_Aim:_ Please find all lines in the data that hold the string "Windows" and copy them.

• • • •

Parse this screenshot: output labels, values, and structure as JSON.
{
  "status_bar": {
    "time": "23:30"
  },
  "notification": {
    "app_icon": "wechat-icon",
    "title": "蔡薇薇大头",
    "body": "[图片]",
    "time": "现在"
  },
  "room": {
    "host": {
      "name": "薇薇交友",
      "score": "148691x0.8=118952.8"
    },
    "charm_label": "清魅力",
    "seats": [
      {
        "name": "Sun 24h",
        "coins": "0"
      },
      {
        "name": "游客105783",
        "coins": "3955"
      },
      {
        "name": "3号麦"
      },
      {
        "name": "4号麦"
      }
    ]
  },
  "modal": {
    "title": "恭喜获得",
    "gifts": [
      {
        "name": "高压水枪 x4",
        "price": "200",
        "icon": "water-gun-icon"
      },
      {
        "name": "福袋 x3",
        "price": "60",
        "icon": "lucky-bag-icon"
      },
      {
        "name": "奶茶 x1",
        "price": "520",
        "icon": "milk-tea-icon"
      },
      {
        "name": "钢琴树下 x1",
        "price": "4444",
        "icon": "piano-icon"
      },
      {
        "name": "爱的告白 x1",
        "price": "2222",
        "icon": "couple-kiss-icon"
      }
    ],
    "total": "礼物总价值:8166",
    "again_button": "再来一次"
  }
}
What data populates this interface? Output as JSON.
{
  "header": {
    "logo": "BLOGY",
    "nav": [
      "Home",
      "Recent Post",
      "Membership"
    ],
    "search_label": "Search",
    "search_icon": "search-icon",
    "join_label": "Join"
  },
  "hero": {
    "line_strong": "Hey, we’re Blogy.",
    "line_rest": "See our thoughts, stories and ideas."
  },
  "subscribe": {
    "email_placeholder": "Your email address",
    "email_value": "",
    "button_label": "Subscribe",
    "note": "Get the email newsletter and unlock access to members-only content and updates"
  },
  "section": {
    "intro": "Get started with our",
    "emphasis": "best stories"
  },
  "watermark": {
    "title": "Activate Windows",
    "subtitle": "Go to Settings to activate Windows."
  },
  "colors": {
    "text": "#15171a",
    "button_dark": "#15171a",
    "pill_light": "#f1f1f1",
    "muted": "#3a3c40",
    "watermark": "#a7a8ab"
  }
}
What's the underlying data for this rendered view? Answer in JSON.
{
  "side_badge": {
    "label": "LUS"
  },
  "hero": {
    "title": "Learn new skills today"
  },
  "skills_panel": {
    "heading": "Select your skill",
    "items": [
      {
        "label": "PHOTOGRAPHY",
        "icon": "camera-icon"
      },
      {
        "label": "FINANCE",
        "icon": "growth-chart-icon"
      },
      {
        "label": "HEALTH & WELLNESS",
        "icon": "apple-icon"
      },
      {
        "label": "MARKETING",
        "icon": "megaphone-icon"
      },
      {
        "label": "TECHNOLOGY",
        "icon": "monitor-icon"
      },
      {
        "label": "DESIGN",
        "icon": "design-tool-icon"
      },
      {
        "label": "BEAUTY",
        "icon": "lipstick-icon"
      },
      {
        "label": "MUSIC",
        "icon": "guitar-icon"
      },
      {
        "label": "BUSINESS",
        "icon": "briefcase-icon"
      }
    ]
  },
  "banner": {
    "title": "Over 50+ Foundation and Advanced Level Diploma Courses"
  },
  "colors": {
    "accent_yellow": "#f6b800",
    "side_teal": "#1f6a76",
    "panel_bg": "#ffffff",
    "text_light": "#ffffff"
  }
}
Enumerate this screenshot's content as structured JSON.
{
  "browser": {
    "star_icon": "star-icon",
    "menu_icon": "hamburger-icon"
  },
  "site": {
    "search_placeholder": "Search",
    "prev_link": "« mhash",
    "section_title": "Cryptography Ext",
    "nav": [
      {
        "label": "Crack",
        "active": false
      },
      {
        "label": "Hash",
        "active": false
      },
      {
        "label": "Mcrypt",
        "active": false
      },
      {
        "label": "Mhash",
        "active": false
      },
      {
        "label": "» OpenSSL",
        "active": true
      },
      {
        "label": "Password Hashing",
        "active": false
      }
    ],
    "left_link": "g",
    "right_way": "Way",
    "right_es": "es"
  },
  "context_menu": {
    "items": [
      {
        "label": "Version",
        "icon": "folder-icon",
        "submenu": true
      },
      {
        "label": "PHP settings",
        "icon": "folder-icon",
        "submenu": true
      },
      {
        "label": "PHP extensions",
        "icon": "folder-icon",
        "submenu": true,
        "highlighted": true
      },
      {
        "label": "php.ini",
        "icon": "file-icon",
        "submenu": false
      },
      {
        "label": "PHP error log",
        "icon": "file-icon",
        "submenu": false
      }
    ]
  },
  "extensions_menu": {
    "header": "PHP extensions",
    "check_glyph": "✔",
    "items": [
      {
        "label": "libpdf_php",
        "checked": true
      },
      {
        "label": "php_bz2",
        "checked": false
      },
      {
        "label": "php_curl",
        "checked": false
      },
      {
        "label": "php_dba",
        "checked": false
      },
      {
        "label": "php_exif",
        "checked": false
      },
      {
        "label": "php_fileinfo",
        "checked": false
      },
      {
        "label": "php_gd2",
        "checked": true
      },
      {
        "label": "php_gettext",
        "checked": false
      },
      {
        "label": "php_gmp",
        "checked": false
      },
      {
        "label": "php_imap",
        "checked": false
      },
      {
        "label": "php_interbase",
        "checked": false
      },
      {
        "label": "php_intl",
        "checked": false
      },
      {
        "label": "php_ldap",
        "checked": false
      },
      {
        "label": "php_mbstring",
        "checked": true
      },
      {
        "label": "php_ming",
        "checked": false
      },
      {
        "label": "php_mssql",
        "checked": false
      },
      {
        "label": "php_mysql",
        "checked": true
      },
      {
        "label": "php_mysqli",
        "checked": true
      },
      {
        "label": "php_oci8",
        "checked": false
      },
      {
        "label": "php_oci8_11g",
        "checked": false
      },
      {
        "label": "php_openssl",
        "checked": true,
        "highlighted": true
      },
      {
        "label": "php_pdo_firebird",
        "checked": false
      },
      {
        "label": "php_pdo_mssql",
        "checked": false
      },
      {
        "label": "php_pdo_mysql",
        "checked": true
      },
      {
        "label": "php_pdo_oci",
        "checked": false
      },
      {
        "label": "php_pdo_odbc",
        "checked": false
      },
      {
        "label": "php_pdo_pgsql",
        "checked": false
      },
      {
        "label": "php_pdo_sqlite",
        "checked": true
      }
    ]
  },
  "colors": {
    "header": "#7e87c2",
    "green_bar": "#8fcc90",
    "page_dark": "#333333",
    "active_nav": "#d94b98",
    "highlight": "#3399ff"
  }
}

• • • •

_In response:_
    "title": "Activate Windows",
    "subtitle": "Go to Settings to activate Windows."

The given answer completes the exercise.